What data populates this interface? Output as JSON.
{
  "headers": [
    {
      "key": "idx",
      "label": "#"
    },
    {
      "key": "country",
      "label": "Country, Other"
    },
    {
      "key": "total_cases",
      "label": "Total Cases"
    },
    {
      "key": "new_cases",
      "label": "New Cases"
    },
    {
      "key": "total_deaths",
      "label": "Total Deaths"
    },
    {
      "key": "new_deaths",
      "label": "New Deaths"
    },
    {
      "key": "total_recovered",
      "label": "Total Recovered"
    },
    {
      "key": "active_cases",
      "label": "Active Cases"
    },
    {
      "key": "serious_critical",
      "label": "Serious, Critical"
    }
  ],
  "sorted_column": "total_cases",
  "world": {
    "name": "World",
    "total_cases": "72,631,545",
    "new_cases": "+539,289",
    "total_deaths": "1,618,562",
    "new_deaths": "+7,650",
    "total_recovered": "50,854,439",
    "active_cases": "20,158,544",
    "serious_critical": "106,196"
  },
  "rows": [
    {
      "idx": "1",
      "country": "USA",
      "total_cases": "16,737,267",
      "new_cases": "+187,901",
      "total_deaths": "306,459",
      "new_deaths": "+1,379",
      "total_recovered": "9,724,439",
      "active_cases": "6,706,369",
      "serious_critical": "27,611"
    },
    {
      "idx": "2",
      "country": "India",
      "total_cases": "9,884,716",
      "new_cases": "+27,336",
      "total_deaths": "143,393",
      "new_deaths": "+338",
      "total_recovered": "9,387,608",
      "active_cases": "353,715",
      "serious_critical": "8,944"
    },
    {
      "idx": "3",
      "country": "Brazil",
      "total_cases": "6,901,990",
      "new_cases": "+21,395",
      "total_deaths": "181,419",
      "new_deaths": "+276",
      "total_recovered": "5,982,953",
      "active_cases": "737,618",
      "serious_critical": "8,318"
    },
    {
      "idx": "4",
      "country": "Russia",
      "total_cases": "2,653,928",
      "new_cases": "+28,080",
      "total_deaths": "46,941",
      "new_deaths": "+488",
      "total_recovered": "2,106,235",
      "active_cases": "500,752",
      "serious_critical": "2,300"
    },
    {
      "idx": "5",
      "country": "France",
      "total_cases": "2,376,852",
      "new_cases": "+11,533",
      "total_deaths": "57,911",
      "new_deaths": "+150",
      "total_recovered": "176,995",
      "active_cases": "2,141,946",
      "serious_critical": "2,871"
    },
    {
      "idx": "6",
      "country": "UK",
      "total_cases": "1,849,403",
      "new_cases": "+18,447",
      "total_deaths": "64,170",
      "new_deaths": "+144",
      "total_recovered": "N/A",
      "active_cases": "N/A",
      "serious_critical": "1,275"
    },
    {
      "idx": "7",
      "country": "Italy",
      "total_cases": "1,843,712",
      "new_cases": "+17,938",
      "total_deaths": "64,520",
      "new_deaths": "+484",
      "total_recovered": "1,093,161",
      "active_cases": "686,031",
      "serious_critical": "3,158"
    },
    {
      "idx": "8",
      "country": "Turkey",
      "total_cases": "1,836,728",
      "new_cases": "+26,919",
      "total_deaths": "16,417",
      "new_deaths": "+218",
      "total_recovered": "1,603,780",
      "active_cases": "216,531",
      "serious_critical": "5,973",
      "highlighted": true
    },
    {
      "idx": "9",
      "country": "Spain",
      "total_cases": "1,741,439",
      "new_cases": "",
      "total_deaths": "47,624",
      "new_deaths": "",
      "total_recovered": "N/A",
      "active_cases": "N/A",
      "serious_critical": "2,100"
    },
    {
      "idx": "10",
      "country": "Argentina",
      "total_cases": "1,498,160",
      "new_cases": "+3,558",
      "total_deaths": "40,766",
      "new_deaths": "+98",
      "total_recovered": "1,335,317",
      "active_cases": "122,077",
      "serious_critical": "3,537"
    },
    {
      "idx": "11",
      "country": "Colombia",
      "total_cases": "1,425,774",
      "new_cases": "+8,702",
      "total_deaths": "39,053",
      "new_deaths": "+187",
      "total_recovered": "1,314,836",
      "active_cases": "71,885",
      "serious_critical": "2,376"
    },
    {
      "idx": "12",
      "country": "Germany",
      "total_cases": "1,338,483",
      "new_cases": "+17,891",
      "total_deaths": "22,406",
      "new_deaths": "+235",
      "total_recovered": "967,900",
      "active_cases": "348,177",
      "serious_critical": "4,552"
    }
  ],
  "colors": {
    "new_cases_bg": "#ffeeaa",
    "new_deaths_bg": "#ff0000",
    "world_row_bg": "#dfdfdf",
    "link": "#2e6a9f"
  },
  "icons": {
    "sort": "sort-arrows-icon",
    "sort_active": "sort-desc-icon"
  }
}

+ + + +

What to do: Print every entry exactly as it appears.

Task result:
What data populates this interface? Output as JSON.
{
  "headers": [
    {
      "key": "idx",
      "label": "#"
    },
    {
      "key": "country",
      "label": "Country, Other"
    },
    {
      "key": "total_cases",
      "label": "Total Cases"
    },
    {
      "key": "new_cases",
      "label": "New Cases"
    },
    {
      "key": "total_deaths",
      "label": "Total Deaths"
    },
    {
      "key": "new_deaths",
      "label": "New Deaths"
    },
    {
      "key": "total_recovered",
      "label": "Total Recovered"
    },
    {
      "key": "active_cases",
      "label": "Active Cases"
    },
    {
      "key": "serious_critical",
      "label": "Serious, Critical"
    }
  ],
  "sorted_column": "total_cases",
  "world": {
    "name": "World",
    "total_cases": "72,631,545",
    "new_cases": "+539,289",
    "total_deaths": "1,618,562",
    "new_deaths": "+7,650",
    "total_recovered": "50,854,439",
    "active_cases": "20,158,544",
    "serious_critical": "106,196"
  },
  "rows": [
    {
      "idx": "1",
      "country": "USA",
      "total_cases": "16,737,267",
      "new_cases": "+187,901",
      "total_deaths": "306,459",
      "new_deaths": "+1,379",
      "total_recovered": "9,724,439",
      "active_cases": "6,706,369",
      "serious_critical": "27,611"
    },
    {
      "idx": "2",
      "country": "India",
      "total_cases": "9,884,716",
      "new_cases": "+27,336",
      "total_deaths": "143,393",
      "new_deaths": "+338",
      "total_recovered": "9,387,608",
      "active_cases": "353,715",
      "serious_critical": "8,944"
    },
    {
      "idx": "3",
      "country": "Brazil",
      "total_cases": "6,901,990",
      "new_cases": "+21,395",
      "total_deaths": "181,419",
      "new_deaths": "+276",
      "total_recovered": "5,982,953",
      "active_cases": "737,618",
      "serious_critical": "8,318"
    },
    {
      "idx": "4",
      "country": "Russia",
      "total_cases": "2,653,928",
      "new_cases": "+28,080",
      "total_deaths": "46,941",
      "new_deaths": "+488",
      "total_recovered": "2,106,235",
      "active_cases": "500,752",
      "serious_critical": "2,300"
    },
    {
      "idx": "5",
      "country": "France",
      "total_cases": "2,376,852",
      "new_cases": "+11,533",
      "total_deaths": "57,911",
      "new_deaths": "+150",
      "total_recovered": "176,995",
      "active_cases": "2,141,946",
      "serious_critical": "2,871"
    },
    {
      "idx": "6",
      "country": "UK",
      "total_cases": "1,849,403",
      "new_cases": "+18,447",
      "total_deaths": "64,170",
      "new_deaths": "+144",
      "total_recovered": "N/A",
      "active_cases": "N/A",
      "serious_critical": "1,275"
    },
    {
      "idx": "7",
      "country": "Italy",
      "total_cases": "1,843,712",
      "new_cases": "+17,938",
      "total_deaths": "64,520",
      "new_deaths": "+484",
      "total_recovered": "1,093,161",
      "active_cases": "686,031",
      "serious_critical": "3,158"
    },
    {
      "idx": "8",
      "country": "Turkey",
      "total_cases": "1,836,728",
      "new_cases": "+26,919",
      "total_deaths": "16,417",
      "new_deaths": "+218",
      "total_recovered": "1,603,780",
      "active_cases": "216,531",
      "serious_critical": "5,973",
      "highlighted": true
    },
    {
      "idx": "9",
      "country": "Spain",
      "total_cases": "1,741,439",
      "new_cases": "",
      "total_deaths": "47,624",
      "new_deaths": "",
      "total_recovered": "N/A",
      "active_cases": "N/A",
      "serious_critical": "2,100"
    },
    {
      "idx": "10",
      "country": "Argentina",
      "total_cases": "1,498,160",
      "new_cases": "+3,558",
      "total_deaths": "40,766",
      "new_deaths": "+98",
      "total_recovered": "1,335,317",
      "active_cases": "122,077",
      "serious_critical": "3,537"
    },
    {
      "idx": "11",
      "country": "Colombia",
      "total_cases": "1,425,774",
      "new_cases": "+8,702",
      "total_deaths": "39,053",
      "new_deaths": "+187",
      "total_recovered": "1,314,836",
      "active_cases": "71,885",
      "serious_critical": "2,376"
    },
    {
      "idx": "12",
      "country": "Germany",
      "total_cases": "1,338,483",
      "new_cases": "+17,891",
      "total_deaths": "22,406",
      "new_deaths": "+235",
      "total_recovered": "967,900",
      "active_cases": "348,177",
      "serious_critical": "4,552"
    }
  ],
  "colors": {
    "new_cases_bg": "#ffeeaa",
    "new_deaths_bg": "#ff0000",
    "world_row_bg": "#dfdfdf",
    "link": "#2e6a9f"
  },
  "icons": {
    "sort": "sort-arrows-icon",
    "sort_active": "sort-desc-icon"
  }
}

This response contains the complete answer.